[TASK REQUIREMENTS] Reproduce the items below verbatim, beginning with the first line and ending with the line that contains "475, 1363, 482]", with both of those lines included.

+---+

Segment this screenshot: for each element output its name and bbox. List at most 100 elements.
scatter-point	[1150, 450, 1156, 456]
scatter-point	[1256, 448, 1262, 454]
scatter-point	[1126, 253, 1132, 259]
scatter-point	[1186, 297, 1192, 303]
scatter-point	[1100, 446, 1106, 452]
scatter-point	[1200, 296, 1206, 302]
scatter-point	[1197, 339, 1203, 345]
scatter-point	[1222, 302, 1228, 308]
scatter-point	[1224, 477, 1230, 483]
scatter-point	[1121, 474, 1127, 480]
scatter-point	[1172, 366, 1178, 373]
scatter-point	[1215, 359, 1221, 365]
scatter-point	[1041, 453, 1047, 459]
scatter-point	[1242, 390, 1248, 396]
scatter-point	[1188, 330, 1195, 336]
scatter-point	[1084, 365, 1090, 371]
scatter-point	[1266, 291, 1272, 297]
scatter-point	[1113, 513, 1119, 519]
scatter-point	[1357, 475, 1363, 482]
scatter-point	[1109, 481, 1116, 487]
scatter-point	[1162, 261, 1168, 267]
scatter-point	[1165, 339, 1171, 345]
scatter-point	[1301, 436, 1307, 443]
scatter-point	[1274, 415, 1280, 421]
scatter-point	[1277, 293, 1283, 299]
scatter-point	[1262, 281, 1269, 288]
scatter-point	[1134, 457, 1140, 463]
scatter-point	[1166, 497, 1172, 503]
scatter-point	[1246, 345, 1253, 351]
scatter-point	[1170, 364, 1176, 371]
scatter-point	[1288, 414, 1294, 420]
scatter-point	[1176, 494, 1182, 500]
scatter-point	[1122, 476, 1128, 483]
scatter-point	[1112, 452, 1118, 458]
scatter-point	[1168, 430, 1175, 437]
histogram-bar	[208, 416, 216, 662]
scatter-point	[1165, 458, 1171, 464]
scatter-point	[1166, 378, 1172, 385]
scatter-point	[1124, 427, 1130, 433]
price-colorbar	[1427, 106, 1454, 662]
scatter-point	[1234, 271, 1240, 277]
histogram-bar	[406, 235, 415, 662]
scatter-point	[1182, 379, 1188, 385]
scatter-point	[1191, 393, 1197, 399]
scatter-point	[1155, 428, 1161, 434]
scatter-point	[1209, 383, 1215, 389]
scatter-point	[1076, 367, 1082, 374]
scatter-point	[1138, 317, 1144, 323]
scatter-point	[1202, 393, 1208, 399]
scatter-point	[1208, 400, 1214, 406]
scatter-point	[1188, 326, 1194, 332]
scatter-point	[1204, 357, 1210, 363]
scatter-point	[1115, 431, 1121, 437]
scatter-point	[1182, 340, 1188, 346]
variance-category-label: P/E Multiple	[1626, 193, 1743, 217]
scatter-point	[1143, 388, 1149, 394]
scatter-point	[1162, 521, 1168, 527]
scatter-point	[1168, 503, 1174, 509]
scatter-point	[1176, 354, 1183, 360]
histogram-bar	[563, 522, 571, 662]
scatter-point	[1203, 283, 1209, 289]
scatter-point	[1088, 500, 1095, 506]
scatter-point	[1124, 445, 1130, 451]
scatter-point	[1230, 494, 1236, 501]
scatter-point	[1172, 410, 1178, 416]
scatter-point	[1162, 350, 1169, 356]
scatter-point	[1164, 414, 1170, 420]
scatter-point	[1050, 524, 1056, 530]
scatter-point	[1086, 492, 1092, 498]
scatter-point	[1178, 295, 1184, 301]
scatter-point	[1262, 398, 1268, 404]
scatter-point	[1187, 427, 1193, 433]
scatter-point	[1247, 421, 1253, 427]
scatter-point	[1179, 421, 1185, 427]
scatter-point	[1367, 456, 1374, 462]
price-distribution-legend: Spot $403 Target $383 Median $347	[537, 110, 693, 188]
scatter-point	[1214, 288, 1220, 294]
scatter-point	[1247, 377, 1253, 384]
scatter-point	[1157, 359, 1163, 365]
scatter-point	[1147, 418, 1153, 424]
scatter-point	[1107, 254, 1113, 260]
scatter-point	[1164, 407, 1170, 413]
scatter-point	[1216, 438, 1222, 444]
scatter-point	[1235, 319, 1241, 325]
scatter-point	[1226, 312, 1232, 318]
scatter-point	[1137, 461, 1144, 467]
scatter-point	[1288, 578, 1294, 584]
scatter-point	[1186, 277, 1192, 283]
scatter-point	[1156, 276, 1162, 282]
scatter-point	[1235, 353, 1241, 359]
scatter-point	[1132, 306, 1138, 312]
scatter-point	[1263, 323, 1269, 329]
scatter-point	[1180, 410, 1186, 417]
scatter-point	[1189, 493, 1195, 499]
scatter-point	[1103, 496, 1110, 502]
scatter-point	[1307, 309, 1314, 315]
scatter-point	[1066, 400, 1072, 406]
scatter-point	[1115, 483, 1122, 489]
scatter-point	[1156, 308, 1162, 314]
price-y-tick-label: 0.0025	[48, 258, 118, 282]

+---+

[THE RESULT]
Segment this screenshot: for each element output its name and bbox. List at most 100 elements.
scatter-point	[1150, 450, 1156, 456]
scatter-point	[1256, 448, 1262, 454]
scatter-point	[1126, 253, 1132, 259]
scatter-point	[1186, 297, 1192, 303]
scatter-point	[1100, 446, 1106, 452]
scatter-point	[1200, 296, 1206, 302]
scatter-point	[1197, 339, 1203, 345]
scatter-point	[1222, 302, 1228, 308]
scatter-point	[1224, 477, 1230, 483]
scatter-point	[1121, 474, 1127, 480]
scatter-point	[1172, 366, 1178, 373]
scatter-point	[1215, 359, 1221, 365]
scatter-point	[1041, 453, 1047, 459]
scatter-point	[1242, 390, 1248, 396]
scatter-point	[1188, 330, 1195, 336]
scatter-point	[1084, 365, 1090, 371]
scatter-point	[1266, 291, 1272, 297]
scatter-point	[1113, 513, 1119, 519]
scatter-point	[1357, 475, 1363, 482]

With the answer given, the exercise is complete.